_WHAT THE EXERCISE ASKS_.
Report every line from the material that contains the word "estimates".

* * * * * * *

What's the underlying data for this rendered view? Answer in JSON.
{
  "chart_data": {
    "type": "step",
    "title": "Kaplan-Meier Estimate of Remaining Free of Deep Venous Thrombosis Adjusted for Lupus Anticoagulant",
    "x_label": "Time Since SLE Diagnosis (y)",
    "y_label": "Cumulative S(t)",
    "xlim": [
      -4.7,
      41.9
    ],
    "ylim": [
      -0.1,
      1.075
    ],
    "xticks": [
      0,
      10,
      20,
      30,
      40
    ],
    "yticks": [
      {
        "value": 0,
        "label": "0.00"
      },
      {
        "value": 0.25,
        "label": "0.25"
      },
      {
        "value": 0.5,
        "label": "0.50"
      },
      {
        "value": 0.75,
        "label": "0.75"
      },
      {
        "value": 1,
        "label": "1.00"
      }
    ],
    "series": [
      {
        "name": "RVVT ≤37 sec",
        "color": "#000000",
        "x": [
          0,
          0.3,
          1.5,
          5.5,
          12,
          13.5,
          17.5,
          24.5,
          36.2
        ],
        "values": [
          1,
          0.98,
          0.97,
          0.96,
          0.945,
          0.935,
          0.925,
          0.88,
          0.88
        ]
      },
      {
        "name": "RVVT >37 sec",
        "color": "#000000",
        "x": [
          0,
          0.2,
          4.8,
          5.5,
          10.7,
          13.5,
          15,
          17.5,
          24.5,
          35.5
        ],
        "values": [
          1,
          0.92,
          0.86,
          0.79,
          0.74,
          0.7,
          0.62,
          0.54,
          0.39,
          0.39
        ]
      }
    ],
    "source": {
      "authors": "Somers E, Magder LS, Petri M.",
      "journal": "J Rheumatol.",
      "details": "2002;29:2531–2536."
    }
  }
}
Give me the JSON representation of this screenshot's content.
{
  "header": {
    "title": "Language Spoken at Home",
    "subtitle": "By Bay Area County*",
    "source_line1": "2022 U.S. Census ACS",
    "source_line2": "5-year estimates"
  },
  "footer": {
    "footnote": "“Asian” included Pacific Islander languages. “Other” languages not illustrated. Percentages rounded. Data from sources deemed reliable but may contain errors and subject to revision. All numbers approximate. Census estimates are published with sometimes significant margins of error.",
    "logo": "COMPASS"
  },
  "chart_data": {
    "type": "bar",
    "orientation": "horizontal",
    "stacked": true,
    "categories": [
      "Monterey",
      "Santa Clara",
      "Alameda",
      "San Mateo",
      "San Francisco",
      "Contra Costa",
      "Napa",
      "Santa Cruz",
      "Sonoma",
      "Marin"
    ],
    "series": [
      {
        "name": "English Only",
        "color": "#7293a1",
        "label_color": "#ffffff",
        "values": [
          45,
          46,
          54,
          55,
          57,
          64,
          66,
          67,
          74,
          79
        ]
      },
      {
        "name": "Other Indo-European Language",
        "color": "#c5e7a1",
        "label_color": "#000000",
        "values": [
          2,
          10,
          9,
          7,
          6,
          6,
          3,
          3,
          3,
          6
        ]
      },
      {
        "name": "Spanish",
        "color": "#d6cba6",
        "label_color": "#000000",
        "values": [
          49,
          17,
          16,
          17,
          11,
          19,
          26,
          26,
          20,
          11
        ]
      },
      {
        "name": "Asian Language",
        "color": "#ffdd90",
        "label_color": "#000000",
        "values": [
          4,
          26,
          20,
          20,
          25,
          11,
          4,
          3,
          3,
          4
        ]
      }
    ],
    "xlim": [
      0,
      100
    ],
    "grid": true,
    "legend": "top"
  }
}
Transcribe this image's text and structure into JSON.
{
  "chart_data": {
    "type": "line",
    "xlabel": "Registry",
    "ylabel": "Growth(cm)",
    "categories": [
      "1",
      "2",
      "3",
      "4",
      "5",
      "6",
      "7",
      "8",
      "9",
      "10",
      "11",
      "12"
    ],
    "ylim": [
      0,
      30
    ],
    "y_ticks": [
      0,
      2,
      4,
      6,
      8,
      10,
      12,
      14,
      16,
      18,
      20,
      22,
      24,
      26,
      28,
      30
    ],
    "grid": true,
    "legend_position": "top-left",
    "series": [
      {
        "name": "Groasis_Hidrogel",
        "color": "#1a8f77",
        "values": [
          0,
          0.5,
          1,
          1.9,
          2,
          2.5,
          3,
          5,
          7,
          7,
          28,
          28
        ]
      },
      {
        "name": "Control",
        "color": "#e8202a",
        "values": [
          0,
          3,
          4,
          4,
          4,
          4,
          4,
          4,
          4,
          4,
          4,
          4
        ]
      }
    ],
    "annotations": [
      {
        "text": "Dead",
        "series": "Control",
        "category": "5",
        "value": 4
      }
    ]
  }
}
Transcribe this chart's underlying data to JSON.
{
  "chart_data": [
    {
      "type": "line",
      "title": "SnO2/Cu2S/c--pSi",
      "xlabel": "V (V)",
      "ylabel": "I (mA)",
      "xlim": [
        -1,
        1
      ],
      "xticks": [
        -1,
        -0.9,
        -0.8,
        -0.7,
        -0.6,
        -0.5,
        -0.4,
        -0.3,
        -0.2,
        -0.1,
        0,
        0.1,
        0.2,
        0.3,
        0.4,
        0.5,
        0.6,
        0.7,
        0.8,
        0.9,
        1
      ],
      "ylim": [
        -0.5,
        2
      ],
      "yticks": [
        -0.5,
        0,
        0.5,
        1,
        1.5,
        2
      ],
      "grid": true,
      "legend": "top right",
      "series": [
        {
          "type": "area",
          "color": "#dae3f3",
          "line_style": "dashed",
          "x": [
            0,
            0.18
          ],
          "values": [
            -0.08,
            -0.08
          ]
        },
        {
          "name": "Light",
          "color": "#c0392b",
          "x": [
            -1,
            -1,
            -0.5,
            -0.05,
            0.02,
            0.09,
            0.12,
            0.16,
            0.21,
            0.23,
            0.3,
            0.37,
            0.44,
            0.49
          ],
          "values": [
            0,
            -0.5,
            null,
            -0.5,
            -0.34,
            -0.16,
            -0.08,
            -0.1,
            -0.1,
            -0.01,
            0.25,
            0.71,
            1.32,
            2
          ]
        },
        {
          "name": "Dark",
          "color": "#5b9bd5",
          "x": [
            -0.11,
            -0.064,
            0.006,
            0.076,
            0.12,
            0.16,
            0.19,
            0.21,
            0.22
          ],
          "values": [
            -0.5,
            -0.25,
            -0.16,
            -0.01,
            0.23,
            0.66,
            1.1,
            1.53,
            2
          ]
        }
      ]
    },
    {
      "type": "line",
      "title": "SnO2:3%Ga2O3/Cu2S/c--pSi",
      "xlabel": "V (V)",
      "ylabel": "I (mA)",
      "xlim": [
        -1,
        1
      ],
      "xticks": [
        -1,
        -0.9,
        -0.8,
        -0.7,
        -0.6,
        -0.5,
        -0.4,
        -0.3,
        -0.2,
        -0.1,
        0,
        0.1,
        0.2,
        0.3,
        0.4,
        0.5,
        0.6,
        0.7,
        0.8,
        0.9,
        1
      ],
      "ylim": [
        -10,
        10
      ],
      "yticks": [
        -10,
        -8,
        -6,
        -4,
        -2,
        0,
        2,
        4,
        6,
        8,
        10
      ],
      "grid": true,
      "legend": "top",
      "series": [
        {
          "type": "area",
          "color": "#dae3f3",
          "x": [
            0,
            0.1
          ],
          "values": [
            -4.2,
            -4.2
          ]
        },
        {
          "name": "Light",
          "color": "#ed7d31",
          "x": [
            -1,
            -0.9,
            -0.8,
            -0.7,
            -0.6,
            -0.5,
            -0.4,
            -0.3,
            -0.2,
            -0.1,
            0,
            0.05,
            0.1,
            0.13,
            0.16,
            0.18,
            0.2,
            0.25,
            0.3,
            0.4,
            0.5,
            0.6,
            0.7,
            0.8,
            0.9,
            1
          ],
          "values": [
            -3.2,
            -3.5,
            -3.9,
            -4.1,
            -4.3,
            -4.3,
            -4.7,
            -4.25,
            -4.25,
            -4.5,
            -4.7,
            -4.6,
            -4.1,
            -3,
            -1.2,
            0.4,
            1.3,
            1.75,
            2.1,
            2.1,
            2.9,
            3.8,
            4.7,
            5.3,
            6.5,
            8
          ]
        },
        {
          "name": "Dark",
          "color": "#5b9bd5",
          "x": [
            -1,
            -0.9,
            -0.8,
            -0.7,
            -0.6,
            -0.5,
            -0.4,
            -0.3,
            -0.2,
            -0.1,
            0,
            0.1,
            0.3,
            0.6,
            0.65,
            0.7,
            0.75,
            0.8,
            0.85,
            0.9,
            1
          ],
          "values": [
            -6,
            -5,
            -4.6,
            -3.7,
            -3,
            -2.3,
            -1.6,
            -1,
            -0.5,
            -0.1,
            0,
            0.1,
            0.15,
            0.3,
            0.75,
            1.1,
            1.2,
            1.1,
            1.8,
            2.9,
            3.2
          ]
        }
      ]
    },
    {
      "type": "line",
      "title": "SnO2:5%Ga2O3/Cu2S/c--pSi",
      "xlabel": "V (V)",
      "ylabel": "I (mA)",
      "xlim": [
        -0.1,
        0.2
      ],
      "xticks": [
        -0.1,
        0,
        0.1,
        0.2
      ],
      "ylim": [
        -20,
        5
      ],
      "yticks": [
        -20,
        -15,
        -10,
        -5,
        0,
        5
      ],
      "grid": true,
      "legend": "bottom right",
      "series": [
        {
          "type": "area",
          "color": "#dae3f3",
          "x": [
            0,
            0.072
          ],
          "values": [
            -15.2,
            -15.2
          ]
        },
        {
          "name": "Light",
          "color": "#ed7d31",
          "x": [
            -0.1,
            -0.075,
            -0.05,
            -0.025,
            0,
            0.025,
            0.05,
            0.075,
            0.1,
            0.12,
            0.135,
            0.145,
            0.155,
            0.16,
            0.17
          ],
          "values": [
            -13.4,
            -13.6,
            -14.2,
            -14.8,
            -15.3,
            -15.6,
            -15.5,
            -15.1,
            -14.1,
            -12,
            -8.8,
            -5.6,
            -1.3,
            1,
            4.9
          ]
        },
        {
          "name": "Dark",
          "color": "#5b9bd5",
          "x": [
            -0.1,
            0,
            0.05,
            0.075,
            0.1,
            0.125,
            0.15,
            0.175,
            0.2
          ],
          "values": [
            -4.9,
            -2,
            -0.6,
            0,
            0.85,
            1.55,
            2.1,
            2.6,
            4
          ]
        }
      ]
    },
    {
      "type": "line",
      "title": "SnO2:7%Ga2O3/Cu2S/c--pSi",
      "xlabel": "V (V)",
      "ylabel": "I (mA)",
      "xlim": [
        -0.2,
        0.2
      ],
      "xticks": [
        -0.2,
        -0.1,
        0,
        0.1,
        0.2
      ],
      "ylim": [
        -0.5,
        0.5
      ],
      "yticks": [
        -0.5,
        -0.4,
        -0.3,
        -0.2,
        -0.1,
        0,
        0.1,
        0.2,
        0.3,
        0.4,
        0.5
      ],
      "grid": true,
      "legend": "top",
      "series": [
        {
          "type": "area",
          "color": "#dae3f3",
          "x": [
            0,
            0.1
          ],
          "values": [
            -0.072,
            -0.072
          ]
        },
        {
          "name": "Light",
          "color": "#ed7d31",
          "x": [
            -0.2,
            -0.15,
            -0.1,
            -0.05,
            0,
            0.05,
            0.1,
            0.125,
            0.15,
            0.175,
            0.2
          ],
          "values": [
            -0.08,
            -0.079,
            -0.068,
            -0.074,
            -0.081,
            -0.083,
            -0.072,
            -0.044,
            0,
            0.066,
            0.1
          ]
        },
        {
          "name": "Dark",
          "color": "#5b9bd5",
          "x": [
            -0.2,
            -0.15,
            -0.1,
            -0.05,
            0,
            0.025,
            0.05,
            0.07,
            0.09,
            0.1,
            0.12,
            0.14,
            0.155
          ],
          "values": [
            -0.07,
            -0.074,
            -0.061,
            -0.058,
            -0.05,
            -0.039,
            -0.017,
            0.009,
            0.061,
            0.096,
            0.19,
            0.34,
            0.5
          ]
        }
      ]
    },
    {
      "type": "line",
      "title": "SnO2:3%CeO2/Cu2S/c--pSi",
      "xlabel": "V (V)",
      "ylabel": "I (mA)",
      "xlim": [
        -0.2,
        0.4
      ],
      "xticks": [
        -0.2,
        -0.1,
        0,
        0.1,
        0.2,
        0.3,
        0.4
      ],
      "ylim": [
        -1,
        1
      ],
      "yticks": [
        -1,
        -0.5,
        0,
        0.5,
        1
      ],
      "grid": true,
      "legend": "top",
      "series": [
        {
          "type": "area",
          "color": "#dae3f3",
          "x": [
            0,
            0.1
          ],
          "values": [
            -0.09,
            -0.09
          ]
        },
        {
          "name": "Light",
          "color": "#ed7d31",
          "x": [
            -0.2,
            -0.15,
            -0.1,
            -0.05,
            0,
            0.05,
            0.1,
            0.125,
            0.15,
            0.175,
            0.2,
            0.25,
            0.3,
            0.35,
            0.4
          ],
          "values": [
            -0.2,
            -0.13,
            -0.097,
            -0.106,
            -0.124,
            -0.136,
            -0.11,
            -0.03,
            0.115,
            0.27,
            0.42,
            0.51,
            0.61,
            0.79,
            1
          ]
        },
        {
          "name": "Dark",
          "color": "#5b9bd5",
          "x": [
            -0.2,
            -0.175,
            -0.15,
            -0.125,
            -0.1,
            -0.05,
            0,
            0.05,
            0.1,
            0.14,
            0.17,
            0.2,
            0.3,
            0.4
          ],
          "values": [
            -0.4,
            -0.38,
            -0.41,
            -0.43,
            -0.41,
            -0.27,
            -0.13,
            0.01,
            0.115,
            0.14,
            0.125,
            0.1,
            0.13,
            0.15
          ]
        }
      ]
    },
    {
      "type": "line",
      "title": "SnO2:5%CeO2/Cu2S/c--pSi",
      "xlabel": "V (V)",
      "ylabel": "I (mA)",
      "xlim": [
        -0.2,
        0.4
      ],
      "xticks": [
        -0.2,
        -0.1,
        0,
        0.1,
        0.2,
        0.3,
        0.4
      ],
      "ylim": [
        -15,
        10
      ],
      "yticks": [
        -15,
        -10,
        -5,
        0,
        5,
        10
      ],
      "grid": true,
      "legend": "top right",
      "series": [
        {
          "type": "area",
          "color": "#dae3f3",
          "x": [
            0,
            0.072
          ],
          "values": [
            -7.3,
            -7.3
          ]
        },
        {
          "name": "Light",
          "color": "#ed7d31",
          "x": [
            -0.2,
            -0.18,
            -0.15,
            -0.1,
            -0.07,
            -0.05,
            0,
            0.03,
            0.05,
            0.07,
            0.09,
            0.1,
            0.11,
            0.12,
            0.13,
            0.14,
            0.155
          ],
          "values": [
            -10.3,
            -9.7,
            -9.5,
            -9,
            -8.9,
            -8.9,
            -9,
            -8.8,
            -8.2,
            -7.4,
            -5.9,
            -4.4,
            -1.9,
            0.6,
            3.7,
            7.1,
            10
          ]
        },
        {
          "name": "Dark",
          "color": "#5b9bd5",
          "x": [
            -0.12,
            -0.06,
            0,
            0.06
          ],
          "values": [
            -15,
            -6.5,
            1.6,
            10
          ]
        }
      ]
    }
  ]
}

* * * * * * *

_COMPLETED EXERCISE_.
    "source_line2": "5-year estimates"
    "footnote": "“Asian” included Pacific Islander languages. “Other” languages not illustrated. Percentages rounded. Data from sources deemed reliable but may contain errors and subject to revision. All numbers approximate. Census estimates are published with sometimes significant margins of error.",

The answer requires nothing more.